— Task brief —
Word for word, give the material below again, minus any images.

— Data entries —
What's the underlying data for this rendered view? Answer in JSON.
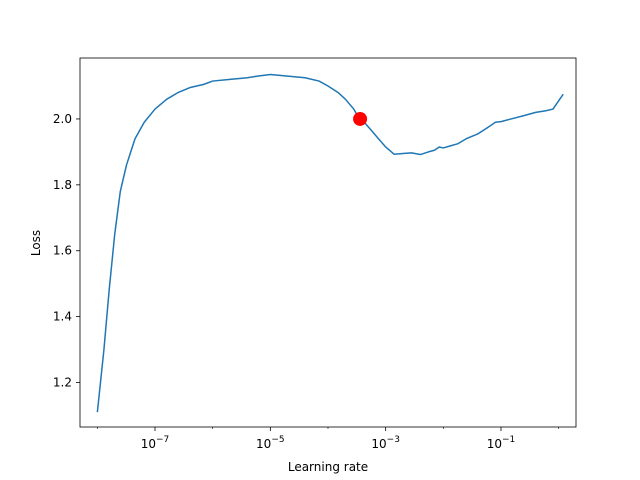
{
  "chart_data": {
    "type": "line",
    "title": "",
    "xlabel": "Learning rate",
    "ylabel": "Loss",
    "xscale": "log",
    "xlim": [
      5e-09,
      2.0
    ],
    "ylim": [
      1.065,
      2.185
    ],
    "grid": false,
    "x_ticks": [
      1e-07,
      1e-05,
      0.001,
      0.1
    ],
    "x_tick_labels": [
      {
        "base": "10",
        "exp": "−7"
      },
      {
        "base": "10",
        "exp": "−5"
      },
      {
        "base": "10",
        "exp": "−3"
      },
      {
        "base": "10",
        "exp": "−1"
      }
    ],
    "y_ticks": [
      1.2,
      1.4,
      1.6,
      1.8,
      2.0
    ],
    "y_tick_labels": [
      "1.2",
      "1.4",
      "1.6",
      "1.8",
      "2.0"
    ],
    "series": [
      {
        "color": "#1f77b4",
        "points": [
          [
            1e-08,
            1.11
          ],
          [
            1.3e-08,
            1.3
          ],
          [
            1.6e-08,
            1.48
          ],
          [
            2e-08,
            1.65
          ],
          [
            2.5e-08,
            1.78
          ],
          [
            3.2e-08,
            1.86
          ],
          [
            4.5e-08,
            1.94
          ],
          [
            6.5e-08,
            1.99
          ],
          [
            1e-07,
            2.03
          ],
          [
            1.6e-07,
            2.06
          ],
          [
            2.5e-07,
            2.08
          ],
          [
            4e-07,
            2.095
          ],
          [
            7e-07,
            2.105
          ],
          [
            1e-06,
            2.115
          ],
          [
            2e-06,
            2.12
          ],
          [
            4e-06,
            2.125
          ],
          [
            6e-06,
            2.13
          ],
          [
            1e-05,
            2.135
          ],
          [
            2e-05,
            2.13
          ],
          [
            4e-05,
            2.125
          ],
          [
            7e-05,
            2.115
          ],
          [
            0.0001,
            2.1
          ],
          [
            0.00015,
            2.08
          ],
          [
            0.0002,
            2.06
          ],
          [
            0.00028,
            2.03
          ],
          [
            0.00035,
            2.0
          ],
          [
            0.00045,
            1.985
          ],
          [
            0.0006,
            1.96
          ],
          [
            0.00075,
            1.94
          ],
          [
            0.001,
            1.915
          ],
          [
            0.0014,
            1.893
          ],
          [
            0.002,
            1.895
          ],
          [
            0.0028,
            1.897
          ],
          [
            0.004,
            1.892
          ],
          [
            0.0055,
            1.9
          ],
          [
            0.007,
            1.905
          ],
          [
            0.0085,
            1.915
          ],
          [
            0.01,
            1.912
          ],
          [
            0.013,
            1.918
          ],
          [
            0.018,
            1.925
          ],
          [
            0.025,
            1.94
          ],
          [
            0.04,
            1.955
          ],
          [
            0.06,
            1.975
          ],
          [
            0.08,
            1.99
          ],
          [
            0.1,
            1.992
          ],
          [
            0.15,
            2.0
          ],
          [
            0.25,
            2.01
          ],
          [
            0.4,
            2.02
          ],
          [
            0.6,
            2.025
          ],
          [
            0.8,
            2.03
          ],
          [
            1.0,
            2.055
          ],
          [
            1.2,
            2.075
          ]
        ]
      }
    ],
    "marker": {
      "x": 0.00036,
      "y": 2.0,
      "color": "#ff0000"
    }
  }
}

— Output below —
What's the underlying data for this rendered view? Answer in JSON.
{
  "chart_data": {
    "type": "line",
    "title": "",
    "xlabel": "Learning rate",
    "ylabel": "Loss",
    "xscale": "log",
    "xlim": [
      5e-09,
      2.0
    ],
    "ylim": [
      1.065,
      2.185
    ],
    "grid": false,
    "x_ticks": [
      1e-07,
      1e-05,
      0.001,
      0.1
    ],
    "x_tick_labels": [
      {
        "base": "10",
        "exp": "−7"
      },
      {
        "base": "10",
        "exp": "−5"
      },
      {
        "base": "10",
        "exp": "−3"
      },
      {
        "base": "10",
        "exp": "−1"
      }
    ],
    "y_ticks": [
      1.2,
      1.4,
      1.6,
      1.8,
      2.0
    ],
    "y_tick_labels": [
      "1.2",
      "1.4",
      "1.6",
      "1.8",
      "2.0"
    ],
    "series": [
      {
        "color": "#1f77b4",
        "points": [
          [
            1e-08,
            1.11
          ],
          [
            1.3e-08,
            1.3
          ],
          [
            1.6e-08,
            1.48
          ],
          [
            2e-08,
            1.65
          ],
          [
            2.5e-08,
            1.78
          ],
          [
            3.2e-08,
            1.86
          ],
          [
            4.5e-08,
            1.94
          ],
          [
            6.5e-08,
            1.99
          ],
          [
            1e-07,
            2.03
          ],
          [
            1.6e-07,
            2.06
          ],
          [
            2.5e-07,
            2.08
          ],
          [
            4e-07,
            2.095
          ],
          [
            7e-07,
            2.105
          ],
          [
            1e-06,
            2.115
          ],
          [
            2e-06,
            2.12
          ],
          [
            4e-06,
            2.125
          ],
          [
            6e-06,
            2.13
          ],
          [
            1e-05,
            2.135
          ],
          [
            2e-05,
            2.13
          ],
          [
            4e-05,
            2.125
          ],
          [
            7e-05,
            2.115
          ],
          [
            0.0001,
            2.1
          ],
          [
            0.00015,
            2.08
          ],
          [
            0.0002,
            2.06
          ],
          [
            0.00028,
            2.03
          ],
          [
            0.00035,
            2.0
          ],
          [
            0.00045,
            1.985
          ],
          [
            0.0006,
            1.96
          ],
          [
            0.00075,
            1.94
          ],
          [
            0.001,
            1.915
          ],
          [
            0.0014,
            1.893
          ],
          [
            0.002,
            1.895
          ],
          [
            0.0028,
            1.897
          ],
          [
            0.004,
            1.892
          ],
          [
            0.0055,
            1.9
          ],
          [
            0.007,
            1.905
          ],
          [
            0.0085,
            1.915
          ],
          [
            0.01,
            1.912
          ],
          [
            0.013,
            1.918
          ],
          [
            0.018,
            1.925
          ],
          [
            0.025,
            1.94
          ],
          [
            0.04,
            1.955
          ],
          [
            0.06,
            1.975
          ],
          [
            0.08,
            1.99
          ],
          [
            0.1,
            1.992
          ],
          [
            0.15,
            2.0
          ],
          [
            0.25,
            2.01
          ],
          [
            0.4,
            2.02
          ],
          [
            0.6,
            2.025
          ],
          [
            0.8,
            2.03
          ],
          [
            1.0,
            2.055
          ],
          [
            1.2,
            2.075
          ]
        ]
      }
    ],
    "marker": {
      "x": 0.00036,
      "y": 2.0,
      "color": "#ff0000"
    }
  }
}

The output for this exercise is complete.